--- START OF EXTRACTED DATA ---
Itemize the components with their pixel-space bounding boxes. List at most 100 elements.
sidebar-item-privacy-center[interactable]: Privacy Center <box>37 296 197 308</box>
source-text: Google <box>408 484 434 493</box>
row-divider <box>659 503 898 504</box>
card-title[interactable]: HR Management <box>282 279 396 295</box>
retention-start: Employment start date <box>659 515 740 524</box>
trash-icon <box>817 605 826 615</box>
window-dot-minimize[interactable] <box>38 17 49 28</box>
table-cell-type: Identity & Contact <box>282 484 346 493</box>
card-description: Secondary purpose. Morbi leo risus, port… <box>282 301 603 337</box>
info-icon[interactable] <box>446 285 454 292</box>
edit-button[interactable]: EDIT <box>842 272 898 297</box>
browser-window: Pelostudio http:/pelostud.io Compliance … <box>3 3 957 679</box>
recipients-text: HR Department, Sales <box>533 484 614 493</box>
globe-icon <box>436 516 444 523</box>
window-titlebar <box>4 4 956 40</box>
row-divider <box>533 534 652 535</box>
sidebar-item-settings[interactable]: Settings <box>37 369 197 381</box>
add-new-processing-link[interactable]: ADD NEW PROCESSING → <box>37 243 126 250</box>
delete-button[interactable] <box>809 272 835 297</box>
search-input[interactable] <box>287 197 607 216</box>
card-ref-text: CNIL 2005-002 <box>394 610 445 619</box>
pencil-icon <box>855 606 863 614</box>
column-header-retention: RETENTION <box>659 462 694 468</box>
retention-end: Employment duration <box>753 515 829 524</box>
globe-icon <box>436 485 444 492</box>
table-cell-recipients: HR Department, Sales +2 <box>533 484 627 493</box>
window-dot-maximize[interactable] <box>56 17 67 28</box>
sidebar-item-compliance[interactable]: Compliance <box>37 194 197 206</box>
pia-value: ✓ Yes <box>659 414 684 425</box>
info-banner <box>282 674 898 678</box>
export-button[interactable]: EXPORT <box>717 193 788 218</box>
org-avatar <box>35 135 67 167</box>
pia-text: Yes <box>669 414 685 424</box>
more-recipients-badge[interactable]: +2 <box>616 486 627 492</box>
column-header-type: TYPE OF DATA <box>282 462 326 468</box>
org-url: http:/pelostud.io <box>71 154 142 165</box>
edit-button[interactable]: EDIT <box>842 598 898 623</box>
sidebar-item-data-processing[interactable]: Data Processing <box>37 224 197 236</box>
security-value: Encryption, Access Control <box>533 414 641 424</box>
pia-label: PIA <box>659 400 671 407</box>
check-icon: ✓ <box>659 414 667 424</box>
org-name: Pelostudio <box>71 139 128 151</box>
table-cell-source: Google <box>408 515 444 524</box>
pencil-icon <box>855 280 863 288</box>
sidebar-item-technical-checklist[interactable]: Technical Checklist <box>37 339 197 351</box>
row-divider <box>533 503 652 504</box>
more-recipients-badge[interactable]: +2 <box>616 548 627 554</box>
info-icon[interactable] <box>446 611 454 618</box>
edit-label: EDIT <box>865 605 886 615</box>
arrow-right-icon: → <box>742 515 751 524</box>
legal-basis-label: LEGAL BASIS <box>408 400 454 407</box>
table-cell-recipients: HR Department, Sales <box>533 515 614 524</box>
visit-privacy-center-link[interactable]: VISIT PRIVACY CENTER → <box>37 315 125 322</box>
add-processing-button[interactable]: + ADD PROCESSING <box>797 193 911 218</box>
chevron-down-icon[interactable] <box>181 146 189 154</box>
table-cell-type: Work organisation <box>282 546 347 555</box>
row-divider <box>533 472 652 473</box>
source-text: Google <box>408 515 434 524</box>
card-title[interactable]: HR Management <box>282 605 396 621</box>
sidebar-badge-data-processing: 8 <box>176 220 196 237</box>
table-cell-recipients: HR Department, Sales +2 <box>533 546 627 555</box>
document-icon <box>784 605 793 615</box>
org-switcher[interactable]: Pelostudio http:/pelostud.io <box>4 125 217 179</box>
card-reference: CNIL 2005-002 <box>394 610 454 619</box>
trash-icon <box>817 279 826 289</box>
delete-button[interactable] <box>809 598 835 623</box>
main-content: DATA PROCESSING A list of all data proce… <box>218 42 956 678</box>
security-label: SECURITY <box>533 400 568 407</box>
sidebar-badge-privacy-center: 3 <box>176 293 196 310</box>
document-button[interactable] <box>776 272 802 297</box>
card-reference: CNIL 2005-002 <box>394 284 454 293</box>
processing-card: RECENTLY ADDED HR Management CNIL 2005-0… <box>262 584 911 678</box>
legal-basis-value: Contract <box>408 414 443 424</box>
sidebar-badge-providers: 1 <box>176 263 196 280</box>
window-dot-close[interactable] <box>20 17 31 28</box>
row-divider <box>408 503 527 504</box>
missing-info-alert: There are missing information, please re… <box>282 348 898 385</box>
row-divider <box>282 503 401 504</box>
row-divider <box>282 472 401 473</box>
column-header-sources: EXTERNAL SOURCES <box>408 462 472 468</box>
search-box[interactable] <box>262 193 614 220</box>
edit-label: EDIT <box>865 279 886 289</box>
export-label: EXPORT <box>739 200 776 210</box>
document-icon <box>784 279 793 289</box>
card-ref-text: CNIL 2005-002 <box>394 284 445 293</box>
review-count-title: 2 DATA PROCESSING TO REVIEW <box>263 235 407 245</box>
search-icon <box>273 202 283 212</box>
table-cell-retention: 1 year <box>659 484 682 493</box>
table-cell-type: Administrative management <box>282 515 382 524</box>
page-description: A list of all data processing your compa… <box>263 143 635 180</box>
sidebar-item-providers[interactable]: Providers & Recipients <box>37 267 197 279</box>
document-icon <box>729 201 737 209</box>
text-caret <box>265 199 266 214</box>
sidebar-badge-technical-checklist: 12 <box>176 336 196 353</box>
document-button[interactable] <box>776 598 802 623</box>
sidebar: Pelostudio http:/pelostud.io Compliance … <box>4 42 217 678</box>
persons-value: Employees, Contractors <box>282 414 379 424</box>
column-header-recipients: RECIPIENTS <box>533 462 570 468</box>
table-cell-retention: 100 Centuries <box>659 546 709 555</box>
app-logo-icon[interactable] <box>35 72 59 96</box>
--- END OF EXTRACTED DATA ---
• BRIEF:
Copy the entries from the start through the line containing "window-dot-minimize[interactable] <box>38 17", swapping "Employment" for "Contract" and keeping everything else the same.

• SOLUTION:
Itemize the components with their pixel-space bounding boxes. List at most 100 elements.
sidebar-item-privacy-center[interactable]: Privacy Center <box>37 296 197 308</box>
source-text: Google <box>408 484 434 493</box>
row-divider <box>659 503 898 504</box>
card-title[interactable]: HR Management <box>282 279 396 295</box>
retention-start: Contract start date <box>659 515 740 524</box>
trash-icon <box>817 605 826 615</box>
window-dot-minimize[interactable] <box>38 17 49 28</box>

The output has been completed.